** begin Exercise input **
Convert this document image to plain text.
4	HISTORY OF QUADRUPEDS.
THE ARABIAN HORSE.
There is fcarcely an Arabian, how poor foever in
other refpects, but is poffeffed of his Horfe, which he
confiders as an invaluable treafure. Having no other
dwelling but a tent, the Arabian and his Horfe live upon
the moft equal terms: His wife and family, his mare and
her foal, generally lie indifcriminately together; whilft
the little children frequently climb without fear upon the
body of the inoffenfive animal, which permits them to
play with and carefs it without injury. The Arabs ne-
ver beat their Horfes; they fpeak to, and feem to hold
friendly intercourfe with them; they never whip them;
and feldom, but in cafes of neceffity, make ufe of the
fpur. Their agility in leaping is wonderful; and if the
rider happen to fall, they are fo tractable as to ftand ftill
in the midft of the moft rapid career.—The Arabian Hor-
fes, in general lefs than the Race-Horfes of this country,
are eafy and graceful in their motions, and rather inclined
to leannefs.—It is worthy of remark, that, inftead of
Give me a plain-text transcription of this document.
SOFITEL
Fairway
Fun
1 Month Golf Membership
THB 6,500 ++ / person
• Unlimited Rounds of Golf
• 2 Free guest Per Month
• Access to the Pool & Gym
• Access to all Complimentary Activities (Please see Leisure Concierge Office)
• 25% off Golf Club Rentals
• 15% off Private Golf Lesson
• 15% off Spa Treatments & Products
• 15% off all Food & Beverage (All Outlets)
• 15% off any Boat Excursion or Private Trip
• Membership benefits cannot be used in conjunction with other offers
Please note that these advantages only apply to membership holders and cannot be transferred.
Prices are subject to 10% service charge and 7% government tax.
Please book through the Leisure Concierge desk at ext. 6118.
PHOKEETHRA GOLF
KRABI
** end Exercise input **
All the entries above need to be reproduced exactly.

Convert this document image to plain text.
4	HISTORY OF QUADRUPEDS.
THE ARABIAN HORSE.
There is fcarcely an Arabian, how poor foever in
other refpects, but is poffeffed of his Horfe, which he
confiders as an invaluable treafure. Having no other
dwelling but a tent, the Arabian and his Horfe live upon
the moft equal terms: His wife and family, his mare and
her foal, generally lie indifcriminately together; whilft
the little children frequently climb without fear upon the
body of the inoffenfive animal, which permits them to
play with and carefs it without injury. The Arabs ne-
ver beat their Horfes; they fpeak to, and feem to hold
friendly intercourfe with them; they never whip them;
and feldom, but in cafes of neceffity, make ufe of the
fpur. Their agility in leaping is wonderful; and if the
rider happen to fall, they are fo tractable as to ftand ftill
in the midft of the moft rapid career.—The Arabian Hor-
fes, in general lefs than the Race-Horfes of this country,
are eafy and graceful in their motions, and rather inclined
to leannefs.—It is worthy of remark, that, inftead of
Give me a plain-text transcription of this document.
SOFITEL
Fairway
Fun
1 Month Golf Membership
THB 6,500 ++ / person
• Unlimited Rounds of Golf
• 2 Free guest Per Month
• Access to the Pool & Gym
• Access to all Complimentary Activities (Please see Leisure Concierge Office)
• 25% off Golf Club Rentals
• 15% off Private Golf Lesson
• 15% off Spa Treatments & Products
• 15% off all Food & Beverage (All Outlets)
• 15% off any Boat Excursion or Private Trip
• Membership benefits cannot be used in conjunction with other offers
Please note that these advantages only apply to membership holders and cannot be transferred.
Prices are subject to 10% service charge and 7% government tax.
Please book through the Leisure Concierge desk at ext. 6118.
PHOKEETHRA GOLF
KRABI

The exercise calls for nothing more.